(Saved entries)

────────────────────

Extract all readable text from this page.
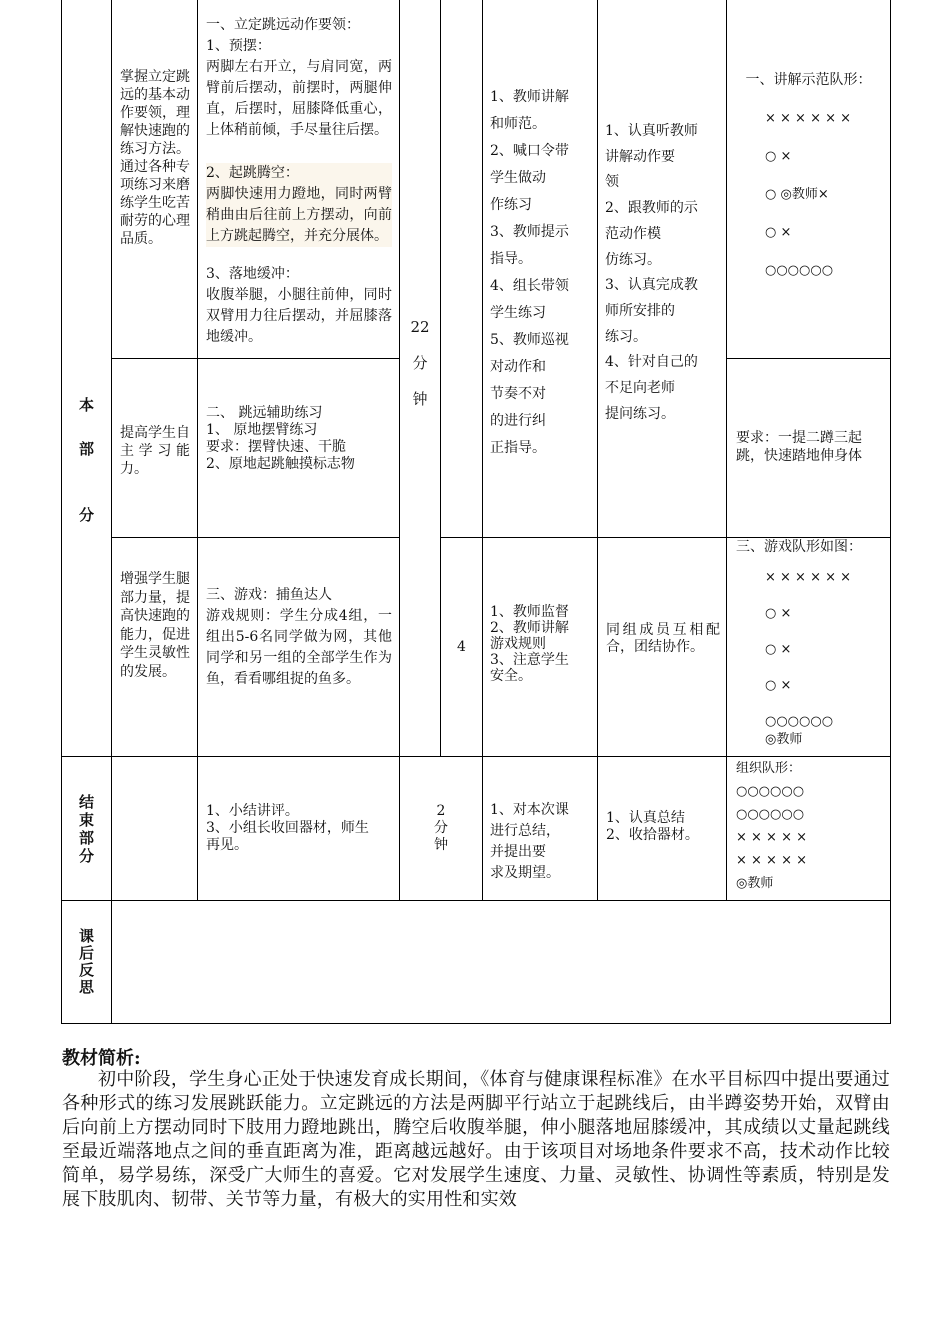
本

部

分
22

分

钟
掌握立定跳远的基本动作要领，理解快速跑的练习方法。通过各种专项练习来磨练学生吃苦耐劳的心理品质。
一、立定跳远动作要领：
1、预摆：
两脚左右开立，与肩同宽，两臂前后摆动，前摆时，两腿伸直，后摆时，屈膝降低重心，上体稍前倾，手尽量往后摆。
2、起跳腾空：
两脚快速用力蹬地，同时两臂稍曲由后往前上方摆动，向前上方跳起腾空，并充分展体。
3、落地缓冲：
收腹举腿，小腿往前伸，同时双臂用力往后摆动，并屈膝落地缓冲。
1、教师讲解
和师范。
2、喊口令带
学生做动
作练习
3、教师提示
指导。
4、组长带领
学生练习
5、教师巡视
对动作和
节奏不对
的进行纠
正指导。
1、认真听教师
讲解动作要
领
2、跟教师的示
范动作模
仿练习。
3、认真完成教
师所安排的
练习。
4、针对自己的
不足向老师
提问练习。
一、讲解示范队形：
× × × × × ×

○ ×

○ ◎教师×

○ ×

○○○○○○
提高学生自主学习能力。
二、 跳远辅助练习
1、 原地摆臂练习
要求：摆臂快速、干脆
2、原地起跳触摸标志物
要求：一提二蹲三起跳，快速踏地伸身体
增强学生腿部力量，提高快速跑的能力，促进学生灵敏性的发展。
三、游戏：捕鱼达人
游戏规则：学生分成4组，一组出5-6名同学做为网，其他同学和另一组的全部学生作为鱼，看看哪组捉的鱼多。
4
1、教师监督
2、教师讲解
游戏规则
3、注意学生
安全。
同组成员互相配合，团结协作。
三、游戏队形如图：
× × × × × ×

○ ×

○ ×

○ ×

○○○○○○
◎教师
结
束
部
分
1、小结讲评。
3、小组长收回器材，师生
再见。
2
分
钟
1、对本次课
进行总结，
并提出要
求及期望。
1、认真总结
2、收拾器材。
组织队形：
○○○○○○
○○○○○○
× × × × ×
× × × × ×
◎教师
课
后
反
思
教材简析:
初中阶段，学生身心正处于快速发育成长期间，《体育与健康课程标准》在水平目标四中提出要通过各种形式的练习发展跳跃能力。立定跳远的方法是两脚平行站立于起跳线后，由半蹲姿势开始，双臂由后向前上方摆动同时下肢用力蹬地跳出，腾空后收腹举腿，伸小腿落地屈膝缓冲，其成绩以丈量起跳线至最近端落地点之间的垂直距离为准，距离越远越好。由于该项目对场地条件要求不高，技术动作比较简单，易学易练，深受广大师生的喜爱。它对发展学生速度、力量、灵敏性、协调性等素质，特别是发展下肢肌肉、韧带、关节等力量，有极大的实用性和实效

────────────────────

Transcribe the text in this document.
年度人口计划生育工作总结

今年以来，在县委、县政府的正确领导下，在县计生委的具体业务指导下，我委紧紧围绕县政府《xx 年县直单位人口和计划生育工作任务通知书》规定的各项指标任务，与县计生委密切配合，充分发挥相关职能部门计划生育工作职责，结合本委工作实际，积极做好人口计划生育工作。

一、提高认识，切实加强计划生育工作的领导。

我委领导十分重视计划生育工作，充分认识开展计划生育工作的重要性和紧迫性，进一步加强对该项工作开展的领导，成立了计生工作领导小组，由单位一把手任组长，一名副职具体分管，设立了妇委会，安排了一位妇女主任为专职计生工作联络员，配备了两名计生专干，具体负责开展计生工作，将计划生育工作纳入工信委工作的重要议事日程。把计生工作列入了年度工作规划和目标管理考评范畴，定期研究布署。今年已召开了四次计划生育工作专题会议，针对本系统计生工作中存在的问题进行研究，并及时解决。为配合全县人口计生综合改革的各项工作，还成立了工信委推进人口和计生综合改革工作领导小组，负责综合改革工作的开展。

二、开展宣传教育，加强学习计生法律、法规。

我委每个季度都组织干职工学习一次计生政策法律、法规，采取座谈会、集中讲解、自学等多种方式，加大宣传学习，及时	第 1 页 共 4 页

────────────────────

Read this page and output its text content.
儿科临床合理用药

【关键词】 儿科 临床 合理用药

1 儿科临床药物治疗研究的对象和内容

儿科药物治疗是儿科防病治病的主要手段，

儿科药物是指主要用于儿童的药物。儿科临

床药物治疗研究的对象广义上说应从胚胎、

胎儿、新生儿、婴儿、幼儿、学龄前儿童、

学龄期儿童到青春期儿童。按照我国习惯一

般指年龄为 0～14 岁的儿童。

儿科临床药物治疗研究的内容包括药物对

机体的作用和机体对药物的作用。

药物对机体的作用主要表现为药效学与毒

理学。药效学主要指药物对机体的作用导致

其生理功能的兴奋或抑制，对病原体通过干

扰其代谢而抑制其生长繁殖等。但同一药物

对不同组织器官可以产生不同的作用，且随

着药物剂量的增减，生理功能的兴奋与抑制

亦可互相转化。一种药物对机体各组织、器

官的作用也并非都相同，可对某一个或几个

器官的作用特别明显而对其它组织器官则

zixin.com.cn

────────────────────

STATED EXERCISE:
All lines above with "page" in them should be returned.

ANSWER BELOW:
Extract all readable text from this page.
Read this page and output its text content.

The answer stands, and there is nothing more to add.